EXERCISE =>
Print all entries precisely as they are written.

Items listed in a dataset

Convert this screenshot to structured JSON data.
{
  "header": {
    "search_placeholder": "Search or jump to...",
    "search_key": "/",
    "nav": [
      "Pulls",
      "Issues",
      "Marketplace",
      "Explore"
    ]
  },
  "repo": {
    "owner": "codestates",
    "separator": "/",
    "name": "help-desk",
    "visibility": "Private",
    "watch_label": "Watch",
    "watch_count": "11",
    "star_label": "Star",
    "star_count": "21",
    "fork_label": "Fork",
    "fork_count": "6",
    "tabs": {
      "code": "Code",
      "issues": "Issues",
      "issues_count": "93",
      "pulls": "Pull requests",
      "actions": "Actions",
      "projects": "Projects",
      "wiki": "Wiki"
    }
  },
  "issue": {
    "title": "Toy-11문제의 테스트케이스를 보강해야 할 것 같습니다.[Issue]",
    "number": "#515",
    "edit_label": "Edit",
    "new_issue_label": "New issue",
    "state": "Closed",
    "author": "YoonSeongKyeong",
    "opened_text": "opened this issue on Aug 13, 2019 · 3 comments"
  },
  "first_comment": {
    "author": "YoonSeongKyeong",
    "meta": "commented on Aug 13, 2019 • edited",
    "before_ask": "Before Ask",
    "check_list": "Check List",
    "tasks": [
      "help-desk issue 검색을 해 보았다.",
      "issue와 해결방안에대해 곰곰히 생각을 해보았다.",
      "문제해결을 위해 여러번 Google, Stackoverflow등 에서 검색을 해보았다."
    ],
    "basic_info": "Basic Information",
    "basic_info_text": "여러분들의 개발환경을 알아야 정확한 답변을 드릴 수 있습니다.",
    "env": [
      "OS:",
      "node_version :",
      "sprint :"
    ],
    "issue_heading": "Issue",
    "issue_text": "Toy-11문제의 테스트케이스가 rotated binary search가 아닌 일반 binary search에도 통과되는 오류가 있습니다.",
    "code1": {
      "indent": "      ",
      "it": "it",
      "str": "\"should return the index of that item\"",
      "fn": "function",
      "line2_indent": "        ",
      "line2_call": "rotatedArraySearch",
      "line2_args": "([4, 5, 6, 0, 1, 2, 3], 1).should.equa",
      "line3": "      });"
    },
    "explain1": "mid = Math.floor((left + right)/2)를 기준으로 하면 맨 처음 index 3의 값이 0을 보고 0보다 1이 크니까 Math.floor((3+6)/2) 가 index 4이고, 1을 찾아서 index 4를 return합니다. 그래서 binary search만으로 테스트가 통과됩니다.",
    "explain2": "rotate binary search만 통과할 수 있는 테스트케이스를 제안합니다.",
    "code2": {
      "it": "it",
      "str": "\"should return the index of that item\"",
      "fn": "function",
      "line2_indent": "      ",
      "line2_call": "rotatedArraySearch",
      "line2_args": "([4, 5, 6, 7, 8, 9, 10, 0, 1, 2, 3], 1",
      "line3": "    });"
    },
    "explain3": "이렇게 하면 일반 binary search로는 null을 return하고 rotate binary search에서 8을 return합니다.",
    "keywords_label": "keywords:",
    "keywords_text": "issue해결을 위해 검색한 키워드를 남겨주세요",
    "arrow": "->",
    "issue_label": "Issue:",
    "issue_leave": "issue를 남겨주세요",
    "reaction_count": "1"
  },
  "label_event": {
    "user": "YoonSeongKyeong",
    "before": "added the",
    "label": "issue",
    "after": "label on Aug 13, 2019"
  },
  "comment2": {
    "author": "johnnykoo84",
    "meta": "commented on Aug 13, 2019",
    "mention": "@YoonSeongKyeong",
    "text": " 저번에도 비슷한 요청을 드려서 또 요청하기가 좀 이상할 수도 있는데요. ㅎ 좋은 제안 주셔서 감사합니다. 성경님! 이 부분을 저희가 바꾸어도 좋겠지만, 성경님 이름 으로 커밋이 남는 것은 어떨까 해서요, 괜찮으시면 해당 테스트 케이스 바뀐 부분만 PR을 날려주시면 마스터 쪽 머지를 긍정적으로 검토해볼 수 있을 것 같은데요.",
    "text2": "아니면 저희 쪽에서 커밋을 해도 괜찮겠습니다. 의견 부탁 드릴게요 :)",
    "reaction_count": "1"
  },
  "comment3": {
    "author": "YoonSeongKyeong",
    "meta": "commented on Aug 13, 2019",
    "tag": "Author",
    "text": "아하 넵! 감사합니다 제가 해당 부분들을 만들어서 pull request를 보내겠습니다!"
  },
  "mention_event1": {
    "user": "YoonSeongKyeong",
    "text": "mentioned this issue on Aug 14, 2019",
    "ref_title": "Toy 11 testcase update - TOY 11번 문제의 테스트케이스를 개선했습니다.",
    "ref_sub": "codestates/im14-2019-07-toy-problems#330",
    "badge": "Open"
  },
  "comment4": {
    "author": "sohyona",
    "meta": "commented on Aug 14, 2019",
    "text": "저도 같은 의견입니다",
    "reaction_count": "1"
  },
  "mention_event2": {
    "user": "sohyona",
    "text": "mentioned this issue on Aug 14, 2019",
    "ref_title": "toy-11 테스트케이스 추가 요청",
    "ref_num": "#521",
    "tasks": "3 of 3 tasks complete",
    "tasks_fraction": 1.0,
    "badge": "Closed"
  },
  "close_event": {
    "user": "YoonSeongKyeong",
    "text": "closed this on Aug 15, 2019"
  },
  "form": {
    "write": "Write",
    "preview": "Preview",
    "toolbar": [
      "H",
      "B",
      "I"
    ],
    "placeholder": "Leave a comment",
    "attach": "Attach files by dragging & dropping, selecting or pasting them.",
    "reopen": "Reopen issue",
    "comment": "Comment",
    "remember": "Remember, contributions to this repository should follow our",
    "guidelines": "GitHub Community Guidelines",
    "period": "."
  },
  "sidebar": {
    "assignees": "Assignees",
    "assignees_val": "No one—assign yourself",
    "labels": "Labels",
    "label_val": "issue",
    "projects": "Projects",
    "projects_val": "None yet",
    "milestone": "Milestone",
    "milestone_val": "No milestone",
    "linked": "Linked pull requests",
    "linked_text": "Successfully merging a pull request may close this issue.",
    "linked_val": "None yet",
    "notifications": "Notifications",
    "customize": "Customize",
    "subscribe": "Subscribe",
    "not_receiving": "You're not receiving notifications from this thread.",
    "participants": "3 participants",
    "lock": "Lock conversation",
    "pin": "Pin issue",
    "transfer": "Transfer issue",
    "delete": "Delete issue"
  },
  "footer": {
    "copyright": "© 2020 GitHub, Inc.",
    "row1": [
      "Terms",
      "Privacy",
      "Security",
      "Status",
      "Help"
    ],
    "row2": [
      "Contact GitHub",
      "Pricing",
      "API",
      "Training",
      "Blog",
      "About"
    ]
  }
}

WRITTEN RESPONSE =>
Convert this screenshot to structured JSON data.
{
  "header": {
    "search_placeholder": "Search or jump to...",
    "search_key": "/",
    "nav": [
      "Pulls",
      "Issues",
      "Marketplace",
      "Explore"
    ]
  },
  "repo": {
    "owner": "codestates",
    "separator": "/",
    "name": "help-desk",
    "visibility": "Private",
    "watch_label": "Watch",
    "watch_count": "11",
    "star_label": "Star",
    "star_count": "21",
    "fork_label": "Fork",
    "fork_count": "6",
    "tabs": {
      "code": "Code",
      "issues": "Issues",
      "issues_count": "93",
      "pulls": "Pull requests",
      "actions": "Actions",
      "projects": "Projects",
      "wiki": "Wiki"
    }
  },
  "issue": {
    "title": "Toy-11문제의 테스트케이스를 보강해야 할 것 같습니다.[Issue]",
    "number": "#515",
    "edit_label": "Edit",
    "new_issue_label": "New issue",
    "state": "Closed",
    "author": "YoonSeongKyeong",
    "opened_text": "opened this issue on Aug 13, 2019 · 3 comments"
  },
  "first_comment": {
    "author": "YoonSeongKyeong",
    "meta": "commented on Aug 13, 2019 • edited",
    "before_ask": "Before Ask",
    "check_list": "Check List",
    "tasks": [
      "help-desk issue 검색을 해 보았다.",
      "issue와 해결방안에대해 곰곰히 생각을 해보았다.",
      "문제해결을 위해 여러번 Google, Stackoverflow등 에서 검색을 해보았다."
    ],
    "basic_info": "Basic Information",
    "basic_info_text": "여러분들의 개발환경을 알아야 정확한 답변을 드릴 수 있습니다.",
    "env": [
      "OS:",
      "node_version :",
      "sprint :"
    ],
    "issue_heading": "Issue",
    "issue_text": "Toy-11문제의 테스트케이스가 rotated binary search가 아닌 일반 binary search에도 통과되는 오류가 있습니다.",
    "code1": {
      "indent": "      ",
      "it": "it",
      "str": "\"should return the index of that item\"",
      "fn": "function",
      "line2_indent": "        ",
      "line2_call": "rotatedArraySearch",
      "line2_args": "([4, 5, 6, 0, 1, 2, 3], 1).should.equa",
      "line3": "      });"
    },
    "explain1": "mid = Math.floor((left + right)/2)를 기준으로 하면 맨 처음 index 3의 값이 0을 보고 0보다 1이 크니까 Math.floor((3+6)/2) 가 index 4이고, 1을 찾아서 index 4를 return합니다. 그래서 binary search만으로 테스트가 통과됩니다.",
    "explain2": "rotate binary search만 통과할 수 있는 테스트케이스를 제안합니다.",
    "code2": {
      "it": "it",
      "str": "\"should return the index of that item\"",
      "fn": "function",
      "line2_indent": "      ",
      "line2_call": "rotatedArraySearch",
      "line2_args": "([4, 5, 6, 7, 8, 9, 10, 0, 1, 2, 3], 1",
      "line3": "    });"
    },
    "explain3": "이렇게 하면 일반 binary search로는 null을 return하고 rotate binary search에서 8을 return합니다.",
    "keywords_label": "keywords:",
    "keywords_text": "issue해결을 위해 검색한 키워드를 남겨주세요",
    "arrow": "->",
    "issue_label": "Issue:",
    "issue_leave": "issue를 남겨주세요",
    "reaction_count": "1"
  },
  "label_event": {
    "user": "YoonSeongKyeong",
    "before": "added the",
    "label": "issue",
    "after": "label on Aug 13, 2019"
  },
  "comment2": {
    "author": "johnnykoo84",
    "meta": "commented on Aug 13, 2019",
    "mention": "@YoonSeongKyeong",
    "text": " 저번에도 비슷한 요청을 드려서 또 요청하기가 좀 이상할 수도 있는데요. ㅎ 좋은 제안 주셔서 감사합니다. 성경님! 이 부분을 저희가 바꾸어도 좋겠지만, 성경님 이름 으로 커밋이 남는 것은 어떨까 해서요, 괜찮으시면 해당 테스트 케이스 바뀐 부분만 PR을 날려주시면 마스터 쪽 머지를 긍정적으로 검토해볼 수 있을 것 같은데요.",
    "text2": "아니면 저희 쪽에서 커밋을 해도 괜찮겠습니다. 의견 부탁 드릴게요 :)",
    "reaction_count": "1"
  },
  "comment3": {
    "author": "YoonSeongKyeong",
    "meta": "commented on Aug 13, 2019",
    "tag": "Author",
    "text": "아하 넵! 감사합니다 제가 해당 부분들을 만들어서 pull request를 보내겠습니다!"
  },
  "mention_event1": {
    "user": "YoonSeongKyeong",
    "text": "mentioned this issue on Aug 14, 2019",
    "ref_title": "Toy 11 testcase update - TOY 11번 문제의 테스트케이스를 개선했습니다.",
    "ref_sub": "codestates/im14-2019-07-toy-problems#330",
    "badge": "Open"
  },
  "comment4": {
    "author": "sohyona",
    "meta": "commented on Aug 14, 2019",
    "text": "저도 같은 의견입니다",
    "reaction_count": "1"
  },
  "mention_event2": {
    "user": "sohyona",
    "text": "mentioned this issue on Aug 14, 2019",
    "ref_title": "toy-11 테스트케이스 추가 요청",
    "ref_num": "#521",
    "tasks": "3 of 3 tasks complete",
    "tasks_fraction": 1.0,
    "badge": "Closed"
  },
  "close_event": {
    "user": "YoonSeongKyeong",
    "text": "closed this on Aug 15, 2019"
  },
  "form": {
    "write": "Write",
    "preview": "Preview",
    "toolbar": [
      "H",
      "B",
      "I"
    ],
    "placeholder": "Leave a comment",
    "attach": "Attach files by dragging & dropping, selecting or pasting them.",
    "reopen": "Reopen issue",
    "comment": "Comment",
    "remember": "Remember, contributions to this repository should follow our",
    "guidelines": "GitHub Community Guidelines",
    "period": "."
  },
  "sidebar": {
    "assignees": "Assignees",
    "assignees_val": "No one—assign yourself",
    "labels": "Labels",
    "label_val": "issue",
    "projects": "Projects",
    "projects_val": "None yet",
    "milestone": "Milestone",
    "milestone_val": "No milestone",
    "linked": "Linked pull requests",
    "linked_text": "Successfully merging a pull request may close this issue.",
    "linked_val": "None yet",
    "notifications": "Notifications",
    "customize": "Customize",
    "subscribe": "Subscribe",
    "not_receiving": "You're not receiving notifications from this thread.",
    "participants": "3 participants",
    "lock": "Lock conversation",
    "pin": "Pin issue",
    "transfer": "Transfer issue",
    "delete": "Delete issue"
  },
  "footer": {
    "copyright": "© 2020 GitHub, Inc.",
    "row1": [
      "Terms",
      "Privacy",
      "Security",
      "Status",
      "Help"
    ],
    "row2": [
      "Contact GitHub",
      "Pricing",
      "API",
      "Training",
      "Blog",
      "About"
    ]
  }
}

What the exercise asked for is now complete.